BEGIN TEXT

My only mic'ing contribution was to set up a spaced pair of omnis in the room - but at mixdown they contributed little to the band sound and were faded in and out in order to pick up audience applause in appropriate spots.

Given the idiosyncratic mic placements (and highly muffled drum kit) I did have to use a lot of processing at mixdown to get an acceptable recorded drum sound. Lead vox, keys, and guitar, on the other hand sounded pretty decent as raw tracks, although I still did a little bit to them as well.

The point is, that I wasn't even trying to get a "live-to-2-track" recording - and the ultimate sound on the CD has only a passing resemblance to the raw tracks. That's not to say it couldn't be done, but it would probably have required at the very least a seperate set of recording mics on the drum kit in this particular situation.
Hi David. Thanks for contributing to the forum! I agree with you. We've taken a slightly different approach to recording our shows recently.

END TEXT

● **GIVEN TASK 1**
Repeat the live-recording post word for word between "My only mic'ing" and "this particular situation.", inclusive.
● **GIVEN TASK 2**
Carry on the live-recording post, picking up right after its final sentence.
The records after this point are separate material, unrelated to the live-recording post.

BEGIN DATASET ROWS

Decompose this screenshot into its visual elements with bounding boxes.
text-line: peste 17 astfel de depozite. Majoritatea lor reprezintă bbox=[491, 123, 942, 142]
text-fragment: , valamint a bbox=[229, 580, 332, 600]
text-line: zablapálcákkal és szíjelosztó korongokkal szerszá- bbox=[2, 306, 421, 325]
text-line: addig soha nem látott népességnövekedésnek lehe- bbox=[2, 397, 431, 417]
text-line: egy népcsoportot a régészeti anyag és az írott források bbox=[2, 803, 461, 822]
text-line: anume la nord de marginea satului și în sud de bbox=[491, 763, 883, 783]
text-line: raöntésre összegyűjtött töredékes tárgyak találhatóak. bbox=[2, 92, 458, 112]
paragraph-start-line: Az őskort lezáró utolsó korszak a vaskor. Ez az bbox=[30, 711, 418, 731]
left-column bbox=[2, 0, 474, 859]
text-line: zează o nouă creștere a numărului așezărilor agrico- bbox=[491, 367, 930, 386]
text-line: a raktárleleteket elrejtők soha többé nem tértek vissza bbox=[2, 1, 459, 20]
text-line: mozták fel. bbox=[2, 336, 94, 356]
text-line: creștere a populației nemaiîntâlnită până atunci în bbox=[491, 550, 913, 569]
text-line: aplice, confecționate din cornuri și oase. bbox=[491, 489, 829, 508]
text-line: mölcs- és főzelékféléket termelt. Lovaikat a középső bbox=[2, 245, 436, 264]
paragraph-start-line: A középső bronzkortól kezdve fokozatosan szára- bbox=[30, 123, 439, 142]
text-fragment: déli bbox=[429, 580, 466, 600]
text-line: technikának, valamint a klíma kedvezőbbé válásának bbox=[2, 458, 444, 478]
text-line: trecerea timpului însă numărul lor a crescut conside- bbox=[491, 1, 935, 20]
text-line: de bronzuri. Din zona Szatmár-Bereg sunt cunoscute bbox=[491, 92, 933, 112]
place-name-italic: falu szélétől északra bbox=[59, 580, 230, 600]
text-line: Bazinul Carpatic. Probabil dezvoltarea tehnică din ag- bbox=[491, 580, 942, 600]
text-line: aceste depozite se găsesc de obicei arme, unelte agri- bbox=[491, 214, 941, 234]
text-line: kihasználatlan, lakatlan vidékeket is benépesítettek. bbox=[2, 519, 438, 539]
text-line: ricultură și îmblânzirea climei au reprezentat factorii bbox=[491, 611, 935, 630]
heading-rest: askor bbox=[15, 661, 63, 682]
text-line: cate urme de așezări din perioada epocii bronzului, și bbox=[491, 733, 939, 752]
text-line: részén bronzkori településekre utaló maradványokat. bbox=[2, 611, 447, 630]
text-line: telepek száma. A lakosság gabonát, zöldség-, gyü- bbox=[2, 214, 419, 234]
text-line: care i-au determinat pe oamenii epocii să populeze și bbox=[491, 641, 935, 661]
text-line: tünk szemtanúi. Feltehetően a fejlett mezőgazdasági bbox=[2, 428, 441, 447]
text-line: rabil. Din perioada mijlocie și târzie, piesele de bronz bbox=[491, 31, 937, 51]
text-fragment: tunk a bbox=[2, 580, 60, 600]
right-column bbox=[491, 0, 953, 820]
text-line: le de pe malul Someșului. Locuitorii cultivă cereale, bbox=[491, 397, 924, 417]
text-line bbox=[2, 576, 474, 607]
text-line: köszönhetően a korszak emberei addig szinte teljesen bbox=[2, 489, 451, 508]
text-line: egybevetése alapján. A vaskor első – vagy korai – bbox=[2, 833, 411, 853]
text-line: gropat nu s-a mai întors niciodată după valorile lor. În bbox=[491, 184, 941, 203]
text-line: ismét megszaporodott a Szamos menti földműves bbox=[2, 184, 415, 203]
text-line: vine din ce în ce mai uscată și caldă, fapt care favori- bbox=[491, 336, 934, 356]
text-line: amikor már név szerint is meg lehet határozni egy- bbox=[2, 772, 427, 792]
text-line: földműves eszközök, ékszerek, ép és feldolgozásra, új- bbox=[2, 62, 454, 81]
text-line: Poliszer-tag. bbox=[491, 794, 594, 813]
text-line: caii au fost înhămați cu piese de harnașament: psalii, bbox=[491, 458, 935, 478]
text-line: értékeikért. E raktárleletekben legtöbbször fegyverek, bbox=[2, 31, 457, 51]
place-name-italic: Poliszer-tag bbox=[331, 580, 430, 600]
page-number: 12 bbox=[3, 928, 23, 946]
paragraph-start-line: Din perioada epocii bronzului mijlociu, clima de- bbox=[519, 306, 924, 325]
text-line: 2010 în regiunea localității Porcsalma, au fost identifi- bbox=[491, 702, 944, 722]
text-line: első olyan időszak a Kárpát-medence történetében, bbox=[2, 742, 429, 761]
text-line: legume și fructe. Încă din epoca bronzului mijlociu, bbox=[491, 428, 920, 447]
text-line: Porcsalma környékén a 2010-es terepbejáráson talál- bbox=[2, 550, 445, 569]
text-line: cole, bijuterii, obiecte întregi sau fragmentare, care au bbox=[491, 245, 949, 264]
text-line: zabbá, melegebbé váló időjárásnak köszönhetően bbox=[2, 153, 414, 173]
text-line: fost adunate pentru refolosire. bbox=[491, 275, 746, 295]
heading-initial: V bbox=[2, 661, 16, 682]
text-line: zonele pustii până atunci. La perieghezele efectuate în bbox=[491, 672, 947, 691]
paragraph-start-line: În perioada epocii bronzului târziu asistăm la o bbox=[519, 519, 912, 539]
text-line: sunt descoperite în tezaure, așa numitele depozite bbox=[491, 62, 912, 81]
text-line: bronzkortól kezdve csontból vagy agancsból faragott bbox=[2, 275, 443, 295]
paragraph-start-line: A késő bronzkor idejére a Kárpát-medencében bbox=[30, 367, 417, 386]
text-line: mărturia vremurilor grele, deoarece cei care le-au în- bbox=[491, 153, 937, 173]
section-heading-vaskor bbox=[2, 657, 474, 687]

END DATASET ROWS

● **FINAL RESULT 1**
My only mic'ing contribution was to set up a spaced pair of omnis in the room - but at mixdown they contributed little to the band sound and were faded in and out in order to pick up audience applause in appropriate spots.

Given the idiosyncratic mic placements (and highly muffled drum kit) I did have to use a lot of processing at mixdown to get an acceptable recorded drum sound. Lead vox, keys, and guitar, on the other hand sounded pretty decent as raw tracks, although I still did a little bit to them as well.

The point is, that I wasn't even trying to get a "live-to-2-track" recording - and the ultimate sound on the CD has only a passing resemblance to the raw tracks. That's not to say it couldn't be done, but it would probably have required at the very least a seperate set of recording mics on the drum kit in this particular situation.

● **FINAL RESULT 2**
The entire Berklee Series is being recorded directly from all the Line-OUTs through a small preamp to the Alesis HD24 digital HDD recorder. All of the inputs- keys, vocals, horns end up bring pretty clean. The only work needed would be on the drums. So folks know, we use two SM57s as differential area mics into one channel on the PS1. While it works great for amplified sound, it doesn't make a good track for the recording. Recently we've been using two Shure KSM109's in A-B miking configuration. This has proven to be a much better signal than the two differential area mics but I believe that we need to go further. The A-B mics are picking up much stage and "room" sound so I believe that we will need to consider a close multi-mic recording configuration on the drums.

I would like to say on closing that David, you did an awesome job with the CD!!
Hey,

I was just reading this thread. Can I use my MBox (which comes with protools software) to record and if so what's the configuration using the PAS as the source?

Note, the typical configuration is instrument/mic in channels 1 and 2, respectively, then MBox connects to Mac IBook via UBS connection.

I apologize in advance for not being a techee.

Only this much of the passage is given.